* [RECORD EXCERPTS]
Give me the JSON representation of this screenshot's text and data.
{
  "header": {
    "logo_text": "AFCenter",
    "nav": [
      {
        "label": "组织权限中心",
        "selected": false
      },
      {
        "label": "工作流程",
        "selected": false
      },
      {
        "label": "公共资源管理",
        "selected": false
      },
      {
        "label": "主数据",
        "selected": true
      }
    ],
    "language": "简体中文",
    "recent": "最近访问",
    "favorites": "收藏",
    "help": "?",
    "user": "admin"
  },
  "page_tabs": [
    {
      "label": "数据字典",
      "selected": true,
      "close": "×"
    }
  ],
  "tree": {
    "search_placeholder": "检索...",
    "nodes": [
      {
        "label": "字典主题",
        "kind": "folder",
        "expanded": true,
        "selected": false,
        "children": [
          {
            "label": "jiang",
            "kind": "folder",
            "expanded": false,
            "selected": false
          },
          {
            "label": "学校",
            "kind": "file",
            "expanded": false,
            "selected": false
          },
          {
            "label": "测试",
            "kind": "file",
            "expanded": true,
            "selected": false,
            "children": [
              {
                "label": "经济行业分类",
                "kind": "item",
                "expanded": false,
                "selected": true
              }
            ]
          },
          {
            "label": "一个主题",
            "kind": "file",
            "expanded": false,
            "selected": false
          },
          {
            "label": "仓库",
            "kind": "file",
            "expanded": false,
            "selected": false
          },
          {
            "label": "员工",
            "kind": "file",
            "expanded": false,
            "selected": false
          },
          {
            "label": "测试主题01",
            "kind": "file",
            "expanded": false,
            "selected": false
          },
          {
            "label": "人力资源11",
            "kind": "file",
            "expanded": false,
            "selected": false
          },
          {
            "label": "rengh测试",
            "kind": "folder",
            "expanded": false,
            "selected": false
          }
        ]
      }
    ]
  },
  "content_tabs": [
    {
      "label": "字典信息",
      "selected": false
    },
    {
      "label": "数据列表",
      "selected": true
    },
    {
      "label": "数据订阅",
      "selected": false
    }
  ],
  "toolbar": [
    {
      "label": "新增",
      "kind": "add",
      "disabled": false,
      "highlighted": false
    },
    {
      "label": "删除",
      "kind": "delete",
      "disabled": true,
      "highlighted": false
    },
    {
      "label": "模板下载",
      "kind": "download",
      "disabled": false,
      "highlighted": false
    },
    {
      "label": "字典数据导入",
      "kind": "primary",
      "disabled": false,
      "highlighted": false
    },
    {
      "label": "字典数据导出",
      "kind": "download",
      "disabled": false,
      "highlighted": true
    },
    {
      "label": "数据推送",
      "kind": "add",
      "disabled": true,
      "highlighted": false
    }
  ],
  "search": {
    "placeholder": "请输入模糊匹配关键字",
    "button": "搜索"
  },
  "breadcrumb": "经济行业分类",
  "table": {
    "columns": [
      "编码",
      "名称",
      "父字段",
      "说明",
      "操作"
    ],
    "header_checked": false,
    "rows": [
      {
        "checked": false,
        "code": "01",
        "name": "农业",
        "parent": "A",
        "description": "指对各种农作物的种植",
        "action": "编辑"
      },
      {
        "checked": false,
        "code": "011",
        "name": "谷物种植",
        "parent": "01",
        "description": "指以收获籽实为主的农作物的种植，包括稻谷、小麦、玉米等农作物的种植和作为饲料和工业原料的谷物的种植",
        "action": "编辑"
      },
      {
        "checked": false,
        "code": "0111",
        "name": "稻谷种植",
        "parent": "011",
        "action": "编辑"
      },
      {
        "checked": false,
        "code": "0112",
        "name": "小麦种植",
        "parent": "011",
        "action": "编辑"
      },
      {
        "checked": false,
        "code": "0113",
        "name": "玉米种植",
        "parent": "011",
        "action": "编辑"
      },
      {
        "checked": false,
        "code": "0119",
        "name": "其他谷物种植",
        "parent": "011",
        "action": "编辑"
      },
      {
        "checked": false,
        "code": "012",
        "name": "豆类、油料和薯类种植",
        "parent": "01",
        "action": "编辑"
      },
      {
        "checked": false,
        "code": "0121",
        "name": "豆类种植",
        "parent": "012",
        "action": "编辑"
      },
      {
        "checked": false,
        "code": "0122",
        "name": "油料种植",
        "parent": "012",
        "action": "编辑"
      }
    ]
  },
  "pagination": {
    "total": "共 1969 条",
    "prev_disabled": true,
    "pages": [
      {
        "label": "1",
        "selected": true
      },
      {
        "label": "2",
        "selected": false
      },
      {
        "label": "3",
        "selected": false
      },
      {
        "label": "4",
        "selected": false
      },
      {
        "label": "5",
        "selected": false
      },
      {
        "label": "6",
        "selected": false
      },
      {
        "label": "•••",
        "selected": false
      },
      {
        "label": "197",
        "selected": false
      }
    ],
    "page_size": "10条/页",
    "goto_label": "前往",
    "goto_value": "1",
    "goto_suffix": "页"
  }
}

* [TASK GOAL]
Print every entry exactly as written.

* [PROBLEM SOLUTION]
Give me the JSON representation of this screenshot's text and data.
{
  "header": {
    "logo_text": "AFCenter",
    "nav": [
      {
        "label": "组织权限中心",
        "selected": false
      },
      {
        "label": "工作流程",
        "selected": false
      },
      {
        "label": "公共资源管理",
        "selected": false
      },
      {
        "label": "主数据",
        "selected": true
      }
    ],
    "language": "简体中文",
    "recent": "最近访问",
    "favorites": "收藏",
    "help": "?",
    "user": "admin"
  },
  "page_tabs": [
    {
      "label": "数据字典",
      "selected": true,
      "close": "×"
    }
  ],
  "tree": {
    "search_placeholder": "检索...",
    "nodes": [
      {
        "label": "字典主题",
        "kind": "folder",
        "expanded": true,
        "selected": false,
        "children": [
          {
            "label": "jiang",
            "kind": "folder",
            "expanded": false,
            "selected": false
          },
          {
            "label": "学校",
            "kind": "file",
            "expanded": false,
            "selected": false
          },
          {
            "label": "测试",
            "kind": "file",
            "expanded": true,
            "selected": false,
            "children": [
              {
                "label": "经济行业分类",
                "kind": "item",
                "expanded": false,
                "selected": true
              }
            ]
          },
          {
            "label": "一个主题",
            "kind": "file",
            "expanded": false,
            "selected": false
          },
          {
            "label": "仓库",
            "kind": "file",
            "expanded": false,
            "selected": false
          },
          {
            "label": "员工",
            "kind": "file",
            "expanded": false,
            "selected": false
          },
          {
            "label": "测试主题01",
            "kind": "file",
            "expanded": false,
            "selected": false
          },
          {
            "label": "人力资源11",
            "kind": "file",
            "expanded": false,
            "selected": false
          },
          {
            "label": "rengh测试",
            "kind": "folder",
            "expanded": false,
            "selected": false
          }
        ]
      }
    ]
  },
  "content_tabs": [
    {
      "label": "字典信息",
      "selected": false
    },
    {
      "label": "数据列表",
      "selected": true
    },
    {
      "label": "数据订阅",
      "selected": false
    }
  ],
  "toolbar": [
    {
      "label": "新增",
      "kind": "add",
      "disabled": false,
      "highlighted": false
    },
    {
      "label": "删除",
      "kind": "delete",
      "disabled": true,
      "highlighted": false
    },
    {
      "label": "模板下载",
      "kind": "download",
      "disabled": false,
      "highlighted": false
    },
    {
      "label": "字典数据导入",
      "kind": "primary",
      "disabled": false,
      "highlighted": false
    },
    {
      "label": "字典数据导出",
      "kind": "download",
      "disabled": false,
      "highlighted": true
    },
    {
      "label": "数据推送",
      "kind": "add",
      "disabled": true,
      "highlighted": false
    }
  ],
  "search": {
    "placeholder": "请输入模糊匹配关键字",
    "button": "搜索"
  },
  "breadcrumb": "经济行业分类",
  "table": {
    "columns": [
      "编码",
      "名称",
      "父字段",
      "说明",
      "操作"
    ],
    "header_checked": false,
    "rows": [
      {
        "checked": false,
        "code": "01",
        "name": "农业",
        "parent": "A",
        "description": "指对各种农作物的种植",
        "action": "编辑"
      },
      {
        "checked": false,
        "code": "011",
        "name": "谷物种植",
        "parent": "01",
        "description": "指以收获籽实为主的农作物的种植，包括稻谷、小麦、玉米等农作物的种植和作为饲料和工业原料的谷物的种植",
        "action": "编辑"
      },
      {
        "checked": false,
        "code": "0111",
        "name": "稻谷种植",
        "parent": "011",
        "action": "编辑"
      },
      {
        "checked": false,
        "code": "0112",
        "name": "小麦种植",
        "parent": "011",
        "action": "编辑"
      },
      {
        "checked": false,
        "code": "0113",
        "name": "玉米种植",
        "parent": "011",
        "action": "编辑"
      },
      {
        "checked": false,
        "code": "0119",
        "name": "其他谷物种植",
        "parent": "011",
        "action": "编辑"
      },
      {
        "checked": false,
        "code": "012",
        "name": "豆类、油料和薯类种植",
        "parent": "01",
        "action": "编辑"
      },
      {
        "checked": false,
        "code": "0121",
        "name": "豆类种植",
        "parent": "012",
        "action": "编辑"
      },
      {
        "checked": false,
        "code": "0122",
        "name": "油料种植",
        "parent": "012",
        "action": "编辑"
      }
    ]
  },
  "pagination": {
    "total": "共 1969 条",
    "prev_disabled": true,
    "pages": [
      {
        "label": "1",
        "selected": true
      },
      {
        "label": "2",
        "selected": false
      },
      {
        "label": "3",
        "selected": false
      },
      {
        "label": "4",
        "selected": false
      },
      {
        "label": "5",
        "selected": false
      },
      {
        "label": "6",
        "selected": false
      },
      {
        "label": "•••",
        "selected": false
      },
      {
        "label": "197",
        "selected": false
      }
    ],
    "page_size": "10条/页",
    "goto_label": "前往",
    "goto_value": "1",
    "goto_suffix": "页"
  }
}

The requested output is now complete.